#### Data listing
________________
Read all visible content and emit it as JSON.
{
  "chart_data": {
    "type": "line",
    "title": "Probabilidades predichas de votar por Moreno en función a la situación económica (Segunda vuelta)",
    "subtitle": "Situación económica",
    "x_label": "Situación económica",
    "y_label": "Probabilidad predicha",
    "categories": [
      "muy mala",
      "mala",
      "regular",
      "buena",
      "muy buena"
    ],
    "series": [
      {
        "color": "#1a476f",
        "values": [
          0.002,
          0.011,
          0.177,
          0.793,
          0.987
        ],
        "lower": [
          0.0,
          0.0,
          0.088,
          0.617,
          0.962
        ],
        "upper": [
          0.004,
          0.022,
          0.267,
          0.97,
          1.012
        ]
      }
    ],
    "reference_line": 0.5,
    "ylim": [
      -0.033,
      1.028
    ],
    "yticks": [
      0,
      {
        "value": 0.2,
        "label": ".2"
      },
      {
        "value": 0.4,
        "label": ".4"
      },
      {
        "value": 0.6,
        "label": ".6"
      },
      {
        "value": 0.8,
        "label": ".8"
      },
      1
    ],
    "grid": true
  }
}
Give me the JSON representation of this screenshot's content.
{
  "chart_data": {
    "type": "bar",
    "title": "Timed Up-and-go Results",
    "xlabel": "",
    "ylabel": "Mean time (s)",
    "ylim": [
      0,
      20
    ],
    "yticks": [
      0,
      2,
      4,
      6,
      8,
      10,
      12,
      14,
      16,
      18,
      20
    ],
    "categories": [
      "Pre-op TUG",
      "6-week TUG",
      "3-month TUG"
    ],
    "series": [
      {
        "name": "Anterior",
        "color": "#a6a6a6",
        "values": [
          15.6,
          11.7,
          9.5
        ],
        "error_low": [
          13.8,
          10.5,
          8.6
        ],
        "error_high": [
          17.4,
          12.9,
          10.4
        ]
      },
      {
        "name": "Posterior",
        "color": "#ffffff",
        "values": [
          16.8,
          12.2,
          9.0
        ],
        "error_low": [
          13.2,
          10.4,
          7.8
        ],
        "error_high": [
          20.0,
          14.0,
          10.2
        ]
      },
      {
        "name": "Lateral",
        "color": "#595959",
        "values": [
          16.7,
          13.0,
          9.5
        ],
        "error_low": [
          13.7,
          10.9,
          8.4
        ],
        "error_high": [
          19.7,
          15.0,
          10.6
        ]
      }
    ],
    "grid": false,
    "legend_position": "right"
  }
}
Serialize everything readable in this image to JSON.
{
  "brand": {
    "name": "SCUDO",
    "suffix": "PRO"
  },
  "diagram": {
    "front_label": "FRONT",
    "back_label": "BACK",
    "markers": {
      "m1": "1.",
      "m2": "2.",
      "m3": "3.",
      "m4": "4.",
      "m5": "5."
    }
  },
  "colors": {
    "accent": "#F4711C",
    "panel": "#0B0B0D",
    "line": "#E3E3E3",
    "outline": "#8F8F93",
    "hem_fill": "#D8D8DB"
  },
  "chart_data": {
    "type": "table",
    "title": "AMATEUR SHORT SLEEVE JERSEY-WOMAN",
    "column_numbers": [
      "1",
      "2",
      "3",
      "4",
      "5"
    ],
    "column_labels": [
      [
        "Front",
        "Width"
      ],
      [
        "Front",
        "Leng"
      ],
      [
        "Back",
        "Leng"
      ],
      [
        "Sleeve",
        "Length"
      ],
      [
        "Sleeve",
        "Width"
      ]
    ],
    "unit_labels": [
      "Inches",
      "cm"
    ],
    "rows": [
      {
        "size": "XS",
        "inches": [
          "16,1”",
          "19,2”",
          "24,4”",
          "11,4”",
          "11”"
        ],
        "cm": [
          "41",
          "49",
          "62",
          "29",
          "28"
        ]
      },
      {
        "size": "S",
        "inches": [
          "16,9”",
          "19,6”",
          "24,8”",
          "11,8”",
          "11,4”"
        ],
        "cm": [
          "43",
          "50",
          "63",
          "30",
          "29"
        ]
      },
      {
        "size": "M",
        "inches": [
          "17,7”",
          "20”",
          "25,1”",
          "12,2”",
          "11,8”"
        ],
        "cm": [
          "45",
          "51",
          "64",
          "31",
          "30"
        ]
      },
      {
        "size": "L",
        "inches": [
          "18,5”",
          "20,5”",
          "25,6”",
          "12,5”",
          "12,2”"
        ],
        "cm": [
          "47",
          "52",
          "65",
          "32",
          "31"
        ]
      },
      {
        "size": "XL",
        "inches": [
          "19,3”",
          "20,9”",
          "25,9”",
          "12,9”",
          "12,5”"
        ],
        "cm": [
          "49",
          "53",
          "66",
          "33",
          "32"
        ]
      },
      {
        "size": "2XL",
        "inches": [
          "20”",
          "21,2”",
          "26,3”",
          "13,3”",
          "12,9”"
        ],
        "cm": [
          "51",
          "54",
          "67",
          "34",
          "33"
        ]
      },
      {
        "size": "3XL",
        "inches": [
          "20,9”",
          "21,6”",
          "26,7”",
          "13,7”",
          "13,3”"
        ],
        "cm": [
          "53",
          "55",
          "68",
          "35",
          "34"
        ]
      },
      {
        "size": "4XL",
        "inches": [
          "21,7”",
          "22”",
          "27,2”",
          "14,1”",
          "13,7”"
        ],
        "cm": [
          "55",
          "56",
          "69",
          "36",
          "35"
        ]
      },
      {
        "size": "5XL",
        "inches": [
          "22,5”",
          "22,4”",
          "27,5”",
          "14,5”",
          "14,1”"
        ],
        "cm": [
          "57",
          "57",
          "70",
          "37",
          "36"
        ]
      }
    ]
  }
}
________________
#### EXERCISE
Give the entries again in full, exactly as they are written.

#### OUTPUT
Read all visible content and emit it as JSON.
{
  "chart_data": {
    "type": "line",
    "title": "Probabilidades predichas de votar por Moreno en función a la situación económica (Segunda vuelta)",
    "subtitle": "Situación económica",
    "x_label": "Situación económica",
    "y_label": "Probabilidad predicha",
    "categories": [
      "muy mala",
      "mala",
      "regular",
      "buena",
      "muy buena"
    ],
    "series": [
      {
        "color": "#1a476f",
        "values": [
          0.002,
          0.011,
          0.177,
          0.793,
          0.987
        ],
        "lower": [
          0.0,
          0.0,
          0.088,
          0.617,
          0.962
        ],
        "upper": [
          0.004,
          0.022,
          0.267,
          0.97,
          1.012
        ]
      }
    ],
    "reference_line": 0.5,
    "ylim": [
      -0.033,
      1.028
    ],
    "yticks": [
      0,
      {
        "value": 0.2,
        "label": ".2"
      },
      {
        "value": 0.4,
        "label": ".4"
      },
      {
        "value": 0.6,
        "label": ".6"
      },
      {
        "value": 0.8,
        "label": ".8"
      },
      1
    ],
    "grid": true
  }
}
Give me the JSON representation of this screenshot's content.
{
  "chart_data": {
    "type": "bar",
    "title": "Timed Up-and-go Results",
    "xlabel": "",
    "ylabel": "Mean time (s)",
    "ylim": [
      0,
      20
    ],
    "yticks": [
      0,
      2,
      4,
      6,
      8,
      10,
      12,
      14,
      16,
      18,
      20
    ],
    "categories": [
      "Pre-op TUG",
      "6-week TUG",
      "3-month TUG"
    ],
    "series": [
      {
        "name": "Anterior",
        "color": "#a6a6a6",
        "values": [
          15.6,
          11.7,
          9.5
        ],
        "error_low": [
          13.8,
          10.5,
          8.6
        ],
        "error_high": [
          17.4,
          12.9,
          10.4
        ]
      },
      {
        "name": "Posterior",
        "color": "#ffffff",
        "values": [
          16.8,
          12.2,
          9.0
        ],
        "error_low": [
          13.2,
          10.4,
          7.8
        ],
        "error_high": [
          20.0,
          14.0,
          10.2
        ]
      },
      {
        "name": "Lateral",
        "color": "#595959",
        "values": [
          16.7,
          13.0,
          9.5
        ],
        "error_low": [
          13.7,
          10.9,
          8.4
        ],
        "error_high": [
          19.7,
          15.0,
          10.6
        ]
      }
    ],
    "grid": false,
    "legend_position": "right"
  }
}
Serialize everything readable in this image to JSON.
{
  "brand": {
    "name": "SCUDO",
    "suffix": "PRO"
  },
  "diagram": {
    "front_label": "FRONT",
    "back_label": "BACK",
    "markers": {
      "m1": "1.",
      "m2": "2.",
      "m3": "3.",
      "m4": "4.",
      "m5": "5."
    }
  },
  "colors": {
    "accent": "#F4711C",
    "panel": "#0B0B0D",
    "line": "#E3E3E3",
    "outline": "#8F8F93",
    "hem_fill": "#D8D8DB"
  },
  "chart_data": {
    "type": "table",
    "title": "AMATEUR SHORT SLEEVE JERSEY-WOMAN",
    "column_numbers": [
      "1",
      "2",
      "3",
      "4",
      "5"
    ],
    "column_labels": [
      [
        "Front",
        "Width"
      ],
      [
        "Front",
        "Leng"
      ],
      [
        "Back",
        "Leng"
      ],
      [
        "Sleeve",
        "Length"
      ],
      [
        "Sleeve",
        "Width"
      ]
    ],
    "unit_labels": [
      "Inches",
      "cm"
    ],
    "rows": [
      {
        "size": "XS",
        "inches": [
          "16,1”",
          "19,2”",
          "24,4”",
          "11,4”",
          "11”"
        ],
        "cm": [
          "41",
          "49",
          "62",
          "29",
          "28"
        ]
      },
      {
        "size": "S",
        "inches": [
          "16,9”",
          "19,6”",
          "24,8”",
          "11,8”",
          "11,4”"
        ],
        "cm": [
          "43",
          "50",
          "63",
          "30",
          "29"
        ]
      },
      {
        "size": "M",
        "inches": [
          "17,7”",
          "20”",
          "25,1”",
          "12,2”",
          "11,8”"
        ],
        "cm": [
          "45",
          "51",
          "64",
          "31",
          "30"
        ]
      },
      {
        "size": "L",
        "inches": [
          "18,5”",
          "20,5”",
          "25,6”",
          "12,5”",
          "12,2”"
        ],
        "cm": [
          "47",
          "52",
          "65",
          "32",
          "31"
        ]
      },
      {
        "size": "XL",
        "inches": [
          "19,3”",
          "20,9”",
          "25,9”",
          "12,9”",
          "12,5”"
        ],
        "cm": [
          "49",
          "53",
          "66",
          "33",
          "32"
        ]
      },
      {
        "size": "2XL",
        "inches": [
          "20”",
          "21,2”",
          "26,3”",
          "13,3”",
          "12,9”"
        ],
        "cm": [
          "51",
          "54",
          "67",
          "34",
          "33"
        ]
      },
      {
        "size": "3XL",
        "inches": [
          "20,9”",
          "21,6”",
          "26,7”",
          "13,7”",
          "13,3”"
        ],
        "cm": [
          "53",
          "55",
          "68",
          "35",
          "34"
        ]
      },
      {
        "size": "4XL",
        "inches": [
          "21,7”",
          "22”",
          "27,2”",
          "14,1”",
          "13,7”"
        ],
        "cm": [
          "55",
          "56",
          "69",
          "36",
          "35"
        ]
      },
      {
        "size": "5XL",
        "inches": [
          "22,5”",
          "22,4”",
          "27,5”",
          "14,5”",
          "14,1”"
        ],
        "cm": [
          "57",
          "57",
          "70",
          "37",
          "36"
        ]
      }
    ]
  }
}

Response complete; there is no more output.